Chart and figure data
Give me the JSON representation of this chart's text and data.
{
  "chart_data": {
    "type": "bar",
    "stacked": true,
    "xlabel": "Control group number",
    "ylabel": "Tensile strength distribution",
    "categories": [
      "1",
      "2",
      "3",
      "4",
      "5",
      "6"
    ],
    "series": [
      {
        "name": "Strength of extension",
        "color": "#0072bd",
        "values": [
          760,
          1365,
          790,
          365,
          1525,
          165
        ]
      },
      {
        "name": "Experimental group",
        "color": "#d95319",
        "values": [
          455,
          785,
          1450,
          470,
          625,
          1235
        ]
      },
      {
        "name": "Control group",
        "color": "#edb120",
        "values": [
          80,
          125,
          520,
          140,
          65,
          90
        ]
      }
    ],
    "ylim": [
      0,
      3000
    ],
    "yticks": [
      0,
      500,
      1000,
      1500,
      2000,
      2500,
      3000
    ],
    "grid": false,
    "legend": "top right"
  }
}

• **Goal**
Your task is to print the whole listing again exactly.

• **Solution for this problem**
Give me the JSON representation of this chart's text and data.
{
  "chart_data": {
    "type": "bar",
    "stacked": true,
    "xlabel": "Control group number",
    "ylabel": "Tensile strength distribution",
    "categories": [
      "1",
      "2",
      "3",
      "4",
      "5",
      "6"
    ],
    "series": [
      {
        "name": "Strength of extension",
        "color": "#0072bd",
        "values": [
          760,
          1365,
          790,
          365,
          1525,
          165
        ]
      },
      {
        "name": "Experimental group",
        "color": "#d95319",
        "values": [
          455,
          785,
          1450,
          470,
          625,
          1235
        ]
      },
      {
        "name": "Control group",
        "color": "#edb120",
        "values": [
          80,
          125,
          520,
          140,
          65,
          90
        ]
      }
    ],
    "ylim": [
      0,
      3000
    ],
    "yticks": [
      0,
      500,
      1000,
      1500,
      2000,
      2500,
      3000
    ],
    "grid": false,
    "legend": "top right"
  }
}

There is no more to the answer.